- Short exercise
Repeat word for word the part of the developer advocacy account starting at "As someone who" and ending at "rest was history.".
___ Selected excerpt
I fell into my first developer advocacy role.
While searching for roles, I stumbled upon an opening titled "Agency & Community Engineer" and the company was focused on WordPress & Drupal. With open-source PHP as the center of my engineering career, I was intrigued.
The job description was a little something like this:
Produce material and lead efforts that will attract, educate, and inspire developers by advocating for better development practices with company. That work includes blog posts, sample code, videos, webinars, conference presentations, documentation, real-time trainings, and more.
As someone who had a passion for mentoring developers, this role seemed like a dream. I noticed a connection of mine knew the hiring manager, so I reached out and asked about the role. He sent kind words about me over the hiring manager, and the rest was history.
I had no idea that developer advocacy and leading communities was even a career path. I had spent most of my career in agency and enterprise e-commerce focused on open-source PHP platforms. The idea of getting paid to mentor developers blew my mind and made my heart incredibly happy (it still does today).
Developer advocacy and building community came so naturally to me that it wasn't long before I landed my first promotion and had the chance to build a thriving developer community, a growth-driven external advocacy program, and even built a community team. I was living on cloud nine.
Most folks I speak to about developer advocacy think they're not qualified to be a developer advocate. They say things like "I don't have a big Twitter following" or "I have a fear of public speaking." My first developer advocate hire at Lacework doesn't even have Twitter.
I understand all the fears and apprehensions—they're valid. However, a great developer relations team has a diverse pool of advocates, each with their own passions and dreams.
I am currently in the midst of building an advocacy and community team. My first advocate hire is a backend software engineer with a strong desire to code most of her day. My next advocate hire will likely be more like I was in my advocacy role.
______
___ Source excerpt
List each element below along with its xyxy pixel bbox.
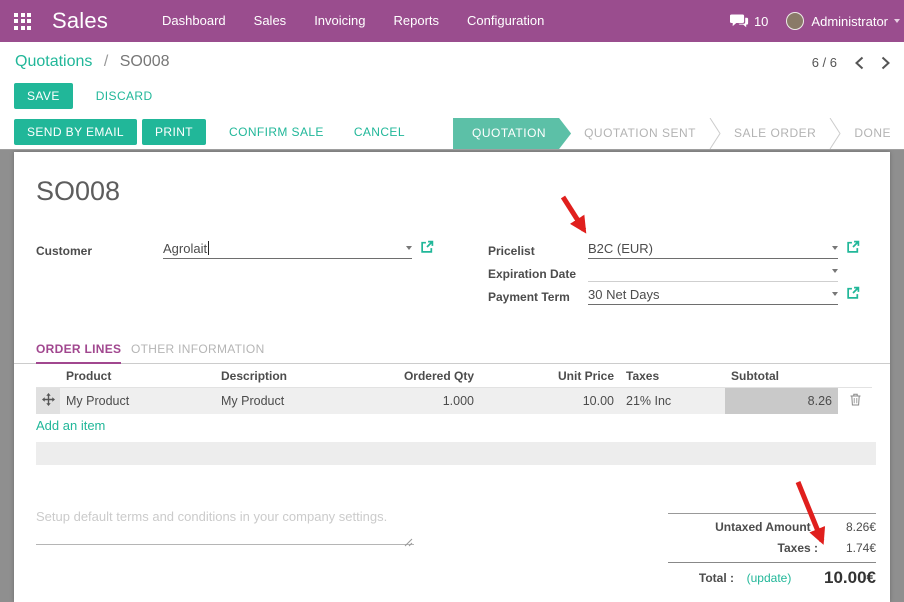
______
- Response to this task
As someone who had a passion for mentoring developers, this role seemed like a dream. I noticed a connection of mine knew the hiring manager, so I reached out and asked about the role. He sent kind words about me over the hiring manager, and the rest was history.